» **Problem to solve**
Each entry below is to be transcribed exactly.

» **Source records**
◇ ◇ ◇

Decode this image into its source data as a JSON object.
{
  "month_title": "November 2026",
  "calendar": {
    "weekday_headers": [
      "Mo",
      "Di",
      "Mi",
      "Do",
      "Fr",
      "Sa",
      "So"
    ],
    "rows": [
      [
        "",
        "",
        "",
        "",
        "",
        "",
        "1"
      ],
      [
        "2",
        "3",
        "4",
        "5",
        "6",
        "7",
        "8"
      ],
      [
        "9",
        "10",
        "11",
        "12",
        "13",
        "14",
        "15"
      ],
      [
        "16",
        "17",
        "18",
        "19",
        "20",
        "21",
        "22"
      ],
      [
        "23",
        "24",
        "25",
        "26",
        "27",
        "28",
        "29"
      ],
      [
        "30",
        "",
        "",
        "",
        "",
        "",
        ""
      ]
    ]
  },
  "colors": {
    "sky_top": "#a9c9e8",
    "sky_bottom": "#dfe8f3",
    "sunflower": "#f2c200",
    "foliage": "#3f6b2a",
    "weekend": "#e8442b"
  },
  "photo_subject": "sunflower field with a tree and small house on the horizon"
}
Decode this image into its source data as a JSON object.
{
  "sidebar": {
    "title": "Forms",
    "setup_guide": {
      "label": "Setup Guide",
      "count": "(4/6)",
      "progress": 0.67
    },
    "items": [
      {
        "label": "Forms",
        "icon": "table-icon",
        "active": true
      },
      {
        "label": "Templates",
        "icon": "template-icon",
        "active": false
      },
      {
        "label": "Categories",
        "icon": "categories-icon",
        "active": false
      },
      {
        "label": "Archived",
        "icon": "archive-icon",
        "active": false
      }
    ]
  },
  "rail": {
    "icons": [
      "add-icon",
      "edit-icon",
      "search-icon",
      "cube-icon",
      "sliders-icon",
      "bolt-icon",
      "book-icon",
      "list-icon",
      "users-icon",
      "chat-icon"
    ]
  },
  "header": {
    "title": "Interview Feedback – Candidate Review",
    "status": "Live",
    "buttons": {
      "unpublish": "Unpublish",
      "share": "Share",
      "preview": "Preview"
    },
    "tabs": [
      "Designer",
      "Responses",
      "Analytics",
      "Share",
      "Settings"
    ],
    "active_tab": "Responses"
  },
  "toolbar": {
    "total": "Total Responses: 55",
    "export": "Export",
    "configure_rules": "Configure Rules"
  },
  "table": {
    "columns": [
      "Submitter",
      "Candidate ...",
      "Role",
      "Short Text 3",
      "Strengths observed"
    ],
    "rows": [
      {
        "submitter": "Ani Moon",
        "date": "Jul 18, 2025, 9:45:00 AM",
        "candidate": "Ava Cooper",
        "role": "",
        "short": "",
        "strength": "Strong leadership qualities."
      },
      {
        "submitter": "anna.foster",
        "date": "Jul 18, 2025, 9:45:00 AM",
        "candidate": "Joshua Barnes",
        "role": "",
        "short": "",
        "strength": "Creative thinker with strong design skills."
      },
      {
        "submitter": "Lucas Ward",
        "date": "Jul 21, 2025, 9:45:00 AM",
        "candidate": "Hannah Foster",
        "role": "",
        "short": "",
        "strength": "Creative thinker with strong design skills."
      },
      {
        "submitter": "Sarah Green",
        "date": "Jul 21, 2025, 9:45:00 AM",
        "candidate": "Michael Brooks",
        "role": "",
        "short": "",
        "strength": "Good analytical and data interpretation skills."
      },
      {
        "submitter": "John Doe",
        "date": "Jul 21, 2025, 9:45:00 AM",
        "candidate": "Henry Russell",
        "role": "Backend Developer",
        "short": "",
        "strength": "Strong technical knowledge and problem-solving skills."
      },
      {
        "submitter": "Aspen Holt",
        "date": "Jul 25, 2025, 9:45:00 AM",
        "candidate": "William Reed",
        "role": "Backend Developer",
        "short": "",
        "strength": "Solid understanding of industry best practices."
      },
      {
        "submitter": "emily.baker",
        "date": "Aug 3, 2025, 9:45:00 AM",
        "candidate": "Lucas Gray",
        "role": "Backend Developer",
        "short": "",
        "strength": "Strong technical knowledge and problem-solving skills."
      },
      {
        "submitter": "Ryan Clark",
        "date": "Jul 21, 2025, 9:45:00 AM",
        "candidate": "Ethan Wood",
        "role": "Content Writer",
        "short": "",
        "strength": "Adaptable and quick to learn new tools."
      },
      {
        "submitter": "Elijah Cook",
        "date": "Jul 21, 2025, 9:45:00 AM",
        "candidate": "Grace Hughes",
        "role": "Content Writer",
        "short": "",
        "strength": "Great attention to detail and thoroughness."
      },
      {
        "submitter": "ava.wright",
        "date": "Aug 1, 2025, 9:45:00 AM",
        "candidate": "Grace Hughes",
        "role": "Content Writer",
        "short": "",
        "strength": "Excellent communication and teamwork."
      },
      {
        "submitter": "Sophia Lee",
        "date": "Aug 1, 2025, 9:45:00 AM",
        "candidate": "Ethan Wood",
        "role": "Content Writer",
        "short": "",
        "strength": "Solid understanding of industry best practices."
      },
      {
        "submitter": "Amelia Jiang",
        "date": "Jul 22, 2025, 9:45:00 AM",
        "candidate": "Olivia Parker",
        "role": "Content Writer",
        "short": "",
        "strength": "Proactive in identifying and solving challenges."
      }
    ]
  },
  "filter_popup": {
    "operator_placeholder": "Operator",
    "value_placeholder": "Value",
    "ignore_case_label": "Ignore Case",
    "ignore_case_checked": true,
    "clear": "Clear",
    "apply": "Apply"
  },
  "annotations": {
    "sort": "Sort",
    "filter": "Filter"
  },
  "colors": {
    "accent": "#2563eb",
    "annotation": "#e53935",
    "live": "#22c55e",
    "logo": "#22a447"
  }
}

◇ ◇ ◇

» **Solution for this problem**
Decode this image into its source data as a JSON object.
{
  "month_title": "November 2026",
  "calendar": {
    "weekday_headers": [
      "Mo",
      "Di",
      "Mi",
      "Do",
      "Fr",
      "Sa",
      "So"
    ],
    "rows": [
      [
        "",
        "",
        "",
        "",
        "",
        "",
        "1"
      ],
      [
        "2",
        "3",
        "4",
        "5",
        "6",
        "7",
        "8"
      ],
      [
        "9",
        "10",
        "11",
        "12",
        "13",
        "14",
        "15"
      ],
      [
        "16",
        "17",
        "18",
        "19",
        "20",
        "21",
        "22"
      ],
      [
        "23",
        "24",
        "25",
        "26",
        "27",
        "28",
        "29"
      ],
      [
        "30",
        "",
        "",
        "",
        "",
        "",
        ""
      ]
    ]
  },
  "colors": {
    "sky_top": "#a9c9e8",
    "sky_bottom": "#dfe8f3",
    "sunflower": "#f2c200",
    "foliage": "#3f6b2a",
    "weekend": "#e8442b"
  },
  "photo_subject": "sunflower field with a tree and small house on the horizon"
}
Decode this image into its source data as a JSON object.
{
  "sidebar": {
    "title": "Forms",
    "setup_guide": {
      "label": "Setup Guide",
      "count": "(4/6)",
      "progress": 0.67
    },
    "items": [
      {
        "label": "Forms",
        "icon": "table-icon",
        "active": true
      },
      {
        "label": "Templates",
        "icon": "template-icon",
        "active": false
      },
      {
        "label": "Categories",
        "icon": "categories-icon",
        "active": false
      },
      {
        "label": "Archived",
        "icon": "archive-icon",
        "active": false
      }
    ]
  },
  "rail": {
    "icons": [
      "add-icon",
      "edit-icon",
      "search-icon",
      "cube-icon",
      "sliders-icon",
      "bolt-icon",
      "book-icon",
      "list-icon",
      "users-icon",
      "chat-icon"
    ]
  },
  "header": {
    "title": "Interview Feedback – Candidate Review",
    "status": "Live",
    "buttons": {
      "unpublish": "Unpublish",
      "share": "Share",
      "preview": "Preview"
    },
    "tabs": [
      "Designer",
      "Responses",
      "Analytics",
      "Share",
      "Settings"
    ],
    "active_tab": "Responses"
  },
  "toolbar": {
    "total": "Total Responses: 55",
    "export": "Export",
    "configure_rules": "Configure Rules"
  },
  "table": {
    "columns": [
      "Submitter",
      "Candidate ...",
      "Role",
      "Short Text 3",
      "Strengths observed"
    ],
    "rows": [
      {
        "submitter": "Ani Moon",
        "date": "Jul 18, 2025, 9:45:00 AM",
        "candidate": "Ava Cooper",
        "role": "",
        "short": "",
        "strength": "Strong leadership qualities."
      },
      {
        "submitter": "anna.foster",
        "date": "Jul 18, 2025, 9:45:00 AM",
        "candidate": "Joshua Barnes",
        "role": "",
        "short": "",
        "strength": "Creative thinker with strong design skills."
      },
      {
        "submitter": "Lucas Ward",
        "date": "Jul 21, 2025, 9:45:00 AM",
        "candidate": "Hannah Foster",
        "role": "",
        "short": "",
        "strength": "Creative thinker with strong design skills."
      },
      {
        "submitter": "Sarah Green",
        "date": "Jul 21, 2025, 9:45:00 AM",
        "candidate": "Michael Brooks",
        "role": "",
        "short": "",
        "strength": "Good analytical and data interpretation skills."
      },
      {
        "submitter": "John Doe",
        "date": "Jul 21, 2025, 9:45:00 AM",
        "candidate": "Henry Russell",
        "role": "Backend Developer",
        "short": "",
        "strength": "Strong technical knowledge and problem-solving skills."
      },
      {
        "submitter": "Aspen Holt",
        "date": "Jul 25, 2025, 9:45:00 AM",
        "candidate": "William Reed",
        "role": "Backend Developer",
        "short": "",
        "strength": "Solid understanding of industry best practices."
      },
      {
        "submitter": "emily.baker",
        "date": "Aug 3, 2025, 9:45:00 AM",
        "candidate": "Lucas Gray",
        "role": "Backend Developer",
        "short": "",
        "strength": "Strong technical knowledge and problem-solving skills."
      },
      {
        "submitter": "Ryan Clark",
        "date": "Jul 21, 2025, 9:45:00 AM",
        "candidate": "Ethan Wood",
        "role": "Content Writer",
        "short": "",
        "strength": "Adaptable and quick to learn new tools."
      },
      {
        "submitter": "Elijah Cook",
        "date": "Jul 21, 2025, 9:45:00 AM",
        "candidate": "Grace Hughes",
        "role": "Content Writer",
        "short": "",
        "strength": "Great attention to detail and thoroughness."
      },
      {
        "submitter": "ava.wright",
        "date": "Aug 1, 2025, 9:45:00 AM",
        "candidate": "Grace Hughes",
        "role": "Content Writer",
        "short": "",
        "strength": "Excellent communication and teamwork."
      },
      {
        "submitter": "Sophia Lee",
        "date": "Aug 1, 2025, 9:45:00 AM",
        "candidate": "Ethan Wood",
        "role": "Content Writer",
        "short": "",
        "strength": "Solid understanding of industry best practices."
      },
      {
        "submitter": "Amelia Jiang",
        "date": "Jul 22, 2025, 9:45:00 AM",
        "candidate": "Olivia Parker",
        "role": "Content Writer",
        "short": "",
        "strength": "Proactive in identifying and solving challenges."
      }
    ]
  },
  "filter_popup": {
    "operator_placeholder": "Operator",
    "value_placeholder": "Value",
    "ignore_case_label": "Ignore Case",
    "ignore_case_checked": true,
    "clear": "Clear",
    "apply": "Apply"
  },
  "annotations": {
    "sort": "Sort",
    "filter": "Filter"
  },
  "colors": {
    "accent": "#2563eb",
    "annotation": "#e53935",
    "live": "#22c55e",
    "logo": "#22a447"
  }
}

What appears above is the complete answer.